### Work to complete
Say how many lines contain "设备调试", using only the number.

* start Material supplied *

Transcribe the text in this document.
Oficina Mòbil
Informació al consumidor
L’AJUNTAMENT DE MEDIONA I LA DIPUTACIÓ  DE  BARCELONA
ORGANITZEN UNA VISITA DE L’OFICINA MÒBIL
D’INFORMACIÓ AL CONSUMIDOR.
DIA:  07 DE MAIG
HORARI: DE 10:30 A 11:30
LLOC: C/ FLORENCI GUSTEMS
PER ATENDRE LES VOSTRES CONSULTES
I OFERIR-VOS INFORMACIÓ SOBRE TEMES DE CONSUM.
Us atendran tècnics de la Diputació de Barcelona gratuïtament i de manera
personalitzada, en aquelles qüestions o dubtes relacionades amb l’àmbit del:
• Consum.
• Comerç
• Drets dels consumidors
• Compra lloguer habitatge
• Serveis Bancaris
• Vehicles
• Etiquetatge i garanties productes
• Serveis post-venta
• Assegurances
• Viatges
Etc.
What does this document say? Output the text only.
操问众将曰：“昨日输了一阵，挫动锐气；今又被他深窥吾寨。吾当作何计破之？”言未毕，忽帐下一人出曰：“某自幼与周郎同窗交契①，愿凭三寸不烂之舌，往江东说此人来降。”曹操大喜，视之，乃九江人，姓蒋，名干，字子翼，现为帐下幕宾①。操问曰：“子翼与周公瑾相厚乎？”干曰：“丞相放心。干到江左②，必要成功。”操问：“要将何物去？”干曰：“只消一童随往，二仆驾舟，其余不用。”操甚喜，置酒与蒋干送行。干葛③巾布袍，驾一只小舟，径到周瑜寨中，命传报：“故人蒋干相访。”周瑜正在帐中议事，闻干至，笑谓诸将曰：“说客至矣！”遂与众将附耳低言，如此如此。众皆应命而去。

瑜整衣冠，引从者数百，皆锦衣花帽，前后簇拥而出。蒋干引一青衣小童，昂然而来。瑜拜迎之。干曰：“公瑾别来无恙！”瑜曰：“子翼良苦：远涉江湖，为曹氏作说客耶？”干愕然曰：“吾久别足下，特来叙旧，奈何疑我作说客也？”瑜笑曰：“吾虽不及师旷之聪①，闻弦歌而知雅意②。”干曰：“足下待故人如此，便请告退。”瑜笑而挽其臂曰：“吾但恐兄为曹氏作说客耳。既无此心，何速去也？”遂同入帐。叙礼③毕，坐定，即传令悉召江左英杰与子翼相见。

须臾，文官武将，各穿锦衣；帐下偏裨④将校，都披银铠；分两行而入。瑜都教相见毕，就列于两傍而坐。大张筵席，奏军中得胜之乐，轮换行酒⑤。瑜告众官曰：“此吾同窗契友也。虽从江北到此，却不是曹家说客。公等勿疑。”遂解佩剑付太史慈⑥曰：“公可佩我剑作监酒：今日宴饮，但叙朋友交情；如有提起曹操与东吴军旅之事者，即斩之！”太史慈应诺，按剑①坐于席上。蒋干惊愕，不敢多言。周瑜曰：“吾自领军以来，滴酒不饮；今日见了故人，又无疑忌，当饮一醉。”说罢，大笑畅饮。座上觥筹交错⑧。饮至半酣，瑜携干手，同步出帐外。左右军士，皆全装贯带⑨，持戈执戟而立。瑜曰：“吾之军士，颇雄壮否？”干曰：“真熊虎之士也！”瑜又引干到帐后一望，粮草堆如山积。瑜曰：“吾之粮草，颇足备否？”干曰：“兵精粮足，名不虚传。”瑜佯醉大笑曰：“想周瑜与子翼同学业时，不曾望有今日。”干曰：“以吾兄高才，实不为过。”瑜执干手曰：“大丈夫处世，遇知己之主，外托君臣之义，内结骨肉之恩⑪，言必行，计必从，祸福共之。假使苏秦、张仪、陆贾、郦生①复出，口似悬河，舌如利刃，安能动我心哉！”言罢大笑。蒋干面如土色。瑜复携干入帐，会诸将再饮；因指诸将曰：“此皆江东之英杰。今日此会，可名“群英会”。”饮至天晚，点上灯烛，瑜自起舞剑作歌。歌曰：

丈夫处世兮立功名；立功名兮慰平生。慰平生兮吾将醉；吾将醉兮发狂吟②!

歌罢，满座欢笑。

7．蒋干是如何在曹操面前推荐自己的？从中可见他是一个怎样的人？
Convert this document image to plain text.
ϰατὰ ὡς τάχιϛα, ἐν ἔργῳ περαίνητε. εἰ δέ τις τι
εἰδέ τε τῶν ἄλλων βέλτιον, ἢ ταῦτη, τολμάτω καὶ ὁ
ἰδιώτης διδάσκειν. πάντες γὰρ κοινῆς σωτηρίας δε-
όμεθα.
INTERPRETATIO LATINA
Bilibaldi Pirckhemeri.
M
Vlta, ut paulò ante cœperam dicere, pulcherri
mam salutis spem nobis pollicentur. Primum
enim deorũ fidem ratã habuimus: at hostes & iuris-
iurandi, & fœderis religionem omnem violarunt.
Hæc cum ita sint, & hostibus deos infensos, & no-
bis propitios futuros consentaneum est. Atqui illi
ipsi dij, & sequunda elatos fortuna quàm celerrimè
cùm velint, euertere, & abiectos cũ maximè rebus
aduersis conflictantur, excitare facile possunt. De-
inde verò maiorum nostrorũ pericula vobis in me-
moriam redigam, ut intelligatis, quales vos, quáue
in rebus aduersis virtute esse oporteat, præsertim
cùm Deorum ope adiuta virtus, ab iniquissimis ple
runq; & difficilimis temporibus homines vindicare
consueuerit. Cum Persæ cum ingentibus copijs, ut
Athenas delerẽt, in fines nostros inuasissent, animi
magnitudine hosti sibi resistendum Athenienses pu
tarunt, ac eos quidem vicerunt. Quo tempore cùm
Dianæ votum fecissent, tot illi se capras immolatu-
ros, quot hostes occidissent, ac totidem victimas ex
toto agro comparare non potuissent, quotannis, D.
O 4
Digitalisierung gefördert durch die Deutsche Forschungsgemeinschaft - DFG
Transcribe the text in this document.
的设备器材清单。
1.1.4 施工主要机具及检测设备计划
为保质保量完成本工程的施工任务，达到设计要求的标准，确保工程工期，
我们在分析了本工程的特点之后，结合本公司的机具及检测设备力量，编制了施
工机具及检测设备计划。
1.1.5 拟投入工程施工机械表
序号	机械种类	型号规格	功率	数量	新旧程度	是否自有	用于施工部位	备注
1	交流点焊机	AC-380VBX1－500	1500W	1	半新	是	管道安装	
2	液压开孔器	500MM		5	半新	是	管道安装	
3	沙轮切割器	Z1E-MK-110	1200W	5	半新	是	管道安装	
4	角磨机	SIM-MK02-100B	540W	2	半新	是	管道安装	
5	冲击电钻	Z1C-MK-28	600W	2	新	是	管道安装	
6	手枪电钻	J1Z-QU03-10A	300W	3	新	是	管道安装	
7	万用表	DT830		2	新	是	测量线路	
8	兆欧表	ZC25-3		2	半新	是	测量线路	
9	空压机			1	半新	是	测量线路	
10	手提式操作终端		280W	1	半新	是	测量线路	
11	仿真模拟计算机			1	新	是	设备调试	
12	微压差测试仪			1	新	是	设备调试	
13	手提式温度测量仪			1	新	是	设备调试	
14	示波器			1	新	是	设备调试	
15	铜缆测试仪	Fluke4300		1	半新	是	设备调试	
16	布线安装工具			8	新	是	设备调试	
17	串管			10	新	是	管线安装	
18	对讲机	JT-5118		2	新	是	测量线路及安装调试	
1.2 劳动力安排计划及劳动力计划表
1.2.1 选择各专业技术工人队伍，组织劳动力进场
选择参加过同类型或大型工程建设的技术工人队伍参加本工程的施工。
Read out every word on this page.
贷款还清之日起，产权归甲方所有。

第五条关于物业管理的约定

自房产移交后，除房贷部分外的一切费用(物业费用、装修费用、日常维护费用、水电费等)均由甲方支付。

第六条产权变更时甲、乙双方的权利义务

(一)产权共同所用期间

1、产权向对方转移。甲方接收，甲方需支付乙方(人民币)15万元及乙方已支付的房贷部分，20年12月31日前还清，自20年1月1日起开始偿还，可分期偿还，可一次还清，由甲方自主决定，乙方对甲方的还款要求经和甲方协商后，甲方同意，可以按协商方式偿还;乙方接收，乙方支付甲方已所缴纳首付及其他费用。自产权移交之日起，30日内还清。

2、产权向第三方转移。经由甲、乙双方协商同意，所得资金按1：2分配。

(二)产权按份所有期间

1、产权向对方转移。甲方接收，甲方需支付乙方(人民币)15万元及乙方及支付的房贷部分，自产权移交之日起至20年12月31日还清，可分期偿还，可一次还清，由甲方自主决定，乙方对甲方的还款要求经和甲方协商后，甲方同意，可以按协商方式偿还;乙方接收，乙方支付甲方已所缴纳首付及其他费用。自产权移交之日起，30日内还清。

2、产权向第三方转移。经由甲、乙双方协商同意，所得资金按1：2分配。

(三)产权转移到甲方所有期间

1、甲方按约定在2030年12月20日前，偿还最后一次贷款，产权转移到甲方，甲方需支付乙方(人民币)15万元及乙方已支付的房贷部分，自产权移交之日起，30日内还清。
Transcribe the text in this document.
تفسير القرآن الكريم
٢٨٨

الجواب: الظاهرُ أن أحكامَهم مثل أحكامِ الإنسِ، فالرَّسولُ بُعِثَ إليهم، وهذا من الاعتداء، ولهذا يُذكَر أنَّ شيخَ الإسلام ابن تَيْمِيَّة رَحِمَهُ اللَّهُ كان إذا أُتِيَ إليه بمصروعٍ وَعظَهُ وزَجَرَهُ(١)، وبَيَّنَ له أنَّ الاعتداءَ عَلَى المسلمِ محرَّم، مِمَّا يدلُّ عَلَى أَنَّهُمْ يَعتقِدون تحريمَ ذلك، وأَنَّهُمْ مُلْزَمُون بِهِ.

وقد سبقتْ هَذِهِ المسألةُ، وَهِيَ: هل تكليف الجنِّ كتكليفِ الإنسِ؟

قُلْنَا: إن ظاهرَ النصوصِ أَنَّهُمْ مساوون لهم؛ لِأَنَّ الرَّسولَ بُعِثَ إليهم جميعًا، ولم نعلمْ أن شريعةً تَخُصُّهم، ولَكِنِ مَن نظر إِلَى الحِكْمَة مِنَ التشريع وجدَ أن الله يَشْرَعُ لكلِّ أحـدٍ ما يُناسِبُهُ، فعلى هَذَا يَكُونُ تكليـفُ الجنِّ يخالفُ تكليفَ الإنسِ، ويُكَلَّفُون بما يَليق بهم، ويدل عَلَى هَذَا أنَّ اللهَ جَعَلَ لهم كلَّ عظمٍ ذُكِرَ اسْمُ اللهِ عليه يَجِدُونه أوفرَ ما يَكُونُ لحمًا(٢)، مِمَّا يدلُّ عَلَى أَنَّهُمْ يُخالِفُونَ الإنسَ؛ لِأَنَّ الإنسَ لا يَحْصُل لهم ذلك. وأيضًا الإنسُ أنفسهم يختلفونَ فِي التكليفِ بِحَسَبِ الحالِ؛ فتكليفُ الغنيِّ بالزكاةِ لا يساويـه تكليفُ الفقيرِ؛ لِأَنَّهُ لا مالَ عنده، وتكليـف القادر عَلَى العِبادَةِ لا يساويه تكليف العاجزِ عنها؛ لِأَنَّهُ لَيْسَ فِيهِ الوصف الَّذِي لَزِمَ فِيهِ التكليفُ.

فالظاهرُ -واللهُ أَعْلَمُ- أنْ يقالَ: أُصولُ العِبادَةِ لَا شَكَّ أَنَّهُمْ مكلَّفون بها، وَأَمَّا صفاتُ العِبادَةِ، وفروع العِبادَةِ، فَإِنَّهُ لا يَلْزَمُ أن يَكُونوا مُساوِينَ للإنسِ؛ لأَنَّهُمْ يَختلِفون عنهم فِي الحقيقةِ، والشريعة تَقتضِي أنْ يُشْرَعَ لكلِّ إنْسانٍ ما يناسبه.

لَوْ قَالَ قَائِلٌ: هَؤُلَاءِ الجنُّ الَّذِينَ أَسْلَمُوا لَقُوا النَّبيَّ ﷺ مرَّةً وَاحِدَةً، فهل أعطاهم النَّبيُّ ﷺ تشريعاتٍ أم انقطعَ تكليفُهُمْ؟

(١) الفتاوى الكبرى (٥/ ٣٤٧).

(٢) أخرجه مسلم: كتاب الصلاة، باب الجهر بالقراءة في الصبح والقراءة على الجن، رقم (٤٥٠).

* end Material supplied *

### Finished answer
6